● What the task requires:
Below is a block of records: output all of them exactly and leave out the pictures.

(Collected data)
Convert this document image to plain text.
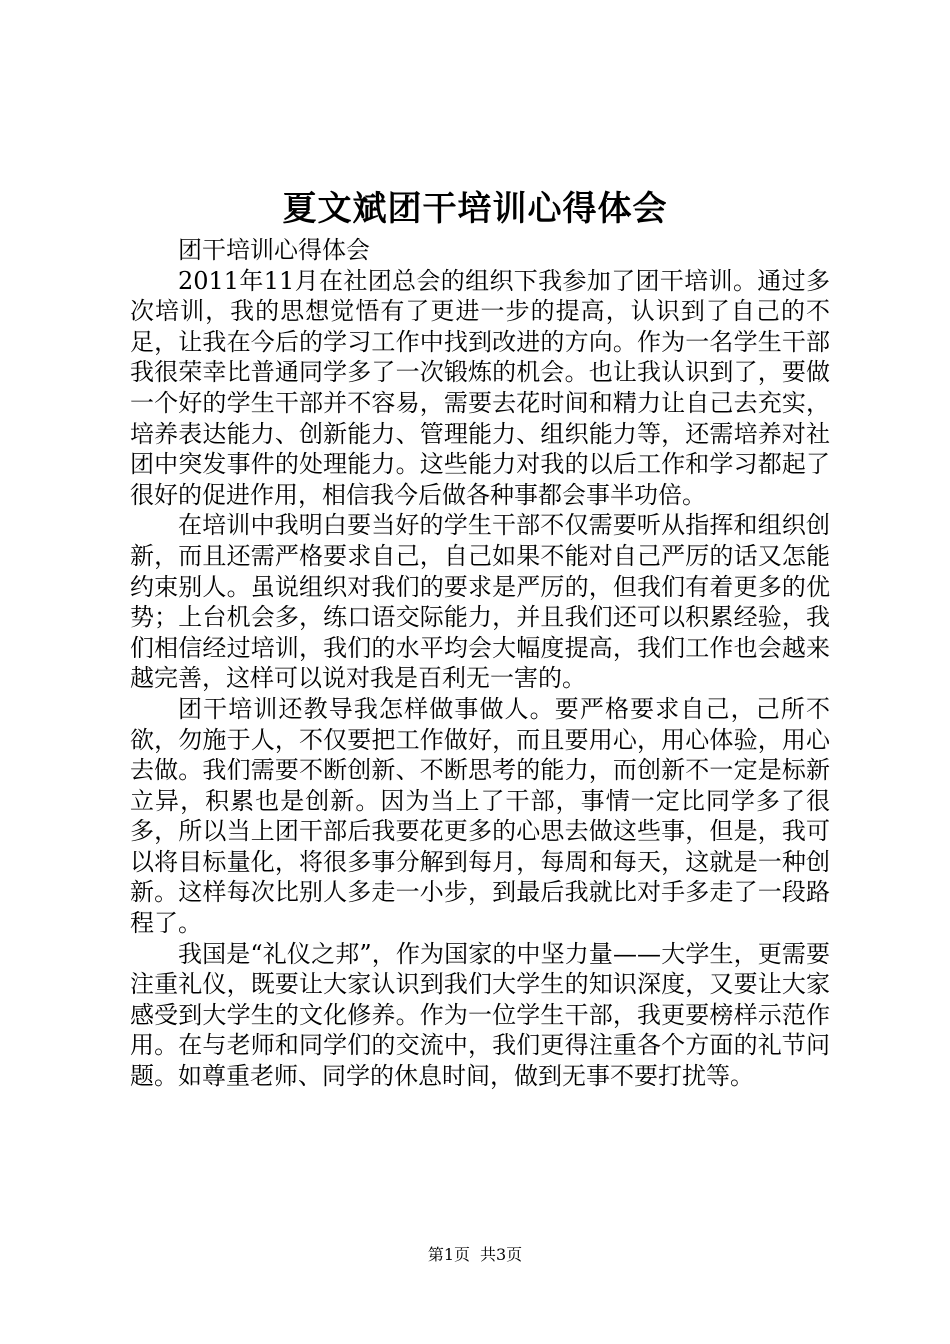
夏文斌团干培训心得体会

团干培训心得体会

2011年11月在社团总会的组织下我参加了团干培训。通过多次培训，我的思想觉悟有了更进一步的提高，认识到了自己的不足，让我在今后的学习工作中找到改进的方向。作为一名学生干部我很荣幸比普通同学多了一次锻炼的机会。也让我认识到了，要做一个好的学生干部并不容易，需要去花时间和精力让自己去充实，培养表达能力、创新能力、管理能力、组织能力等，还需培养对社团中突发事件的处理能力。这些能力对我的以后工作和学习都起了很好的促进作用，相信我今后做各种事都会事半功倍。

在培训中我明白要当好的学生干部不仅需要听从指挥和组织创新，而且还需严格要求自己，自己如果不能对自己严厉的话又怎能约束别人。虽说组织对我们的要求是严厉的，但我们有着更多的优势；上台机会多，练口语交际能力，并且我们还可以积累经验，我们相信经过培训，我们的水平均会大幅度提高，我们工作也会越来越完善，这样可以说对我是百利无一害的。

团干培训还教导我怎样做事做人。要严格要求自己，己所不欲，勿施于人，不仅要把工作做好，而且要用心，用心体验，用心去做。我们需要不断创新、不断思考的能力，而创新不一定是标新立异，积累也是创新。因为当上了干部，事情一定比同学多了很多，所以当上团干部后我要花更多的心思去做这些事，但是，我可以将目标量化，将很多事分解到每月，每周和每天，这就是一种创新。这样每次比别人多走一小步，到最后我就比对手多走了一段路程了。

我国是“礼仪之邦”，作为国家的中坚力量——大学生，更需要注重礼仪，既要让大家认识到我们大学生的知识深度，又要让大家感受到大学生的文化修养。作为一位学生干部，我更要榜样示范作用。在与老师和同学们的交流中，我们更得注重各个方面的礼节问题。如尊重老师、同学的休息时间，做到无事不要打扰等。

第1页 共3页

● Answer to this task:
Convert this document image to plain text.
夏文斌团干培训心得体会

团干培训心得体会

2011年11月在社团总会的组织下我参加了团干培训。通过多次培训，我的思想觉悟有了更进一步的提高，认识到了自己的不足，让我在今后的学习工作中找到改进的方向。作为一名学生干部我很荣幸比普通同学多了一次锻炼的机会。也让我认识到了，要做一个好的学生干部并不容易，需要去花时间和精力让自己去充实，培养表达能力、创新能力、管理能力、组织能力等，还需培养对社团中突发事件的处理能力。这些能力对我的以后工作和学习都起了很好的促进作用，相信我今后做各种事都会事半功倍。

在培训中我明白要当好的学生干部不仅需要听从指挥和组织创新，而且还需严格要求自己，自己如果不能对自己严厉的话又怎能约束别人。虽说组织对我们的要求是严厉的，但我们有着更多的优势；上台机会多，练口语交际能力，并且我们还可以积累经验，我们相信经过培训，我们的水平均会大幅度提高，我们工作也会越来越完善，这样可以说对我是百利无一害的。

团干培训还教导我怎样做事做人。要严格要求自己，己所不欲，勿施于人，不仅要把工作做好，而且要用心，用心体验，用心去做。我们需要不断创新、不断思考的能力，而创新不一定是标新立异，积累也是创新。因为当上了干部，事情一定比同学多了很多，所以当上团干部后我要花更多的心思去做这些事，但是，我可以将目标量化，将很多事分解到每月，每周和每天，这就是一种创新。这样每次比别人多走一小步，到最后我就比对手多走了一段路程了。

我国是“礼仪之邦”，作为国家的中坚力量——大学生，更需要注重礼仪，既要让大家认识到我们大学生的知识深度，又要让大家感受到大学生的文化修养。作为一位学生干部，我更要榜样示范作用。在与老师和同学们的交流中，我们更得注重各个方面的礼节问题。如尊重老师、同学的休息时间，做到无事不要打扰等。

第1页 共3页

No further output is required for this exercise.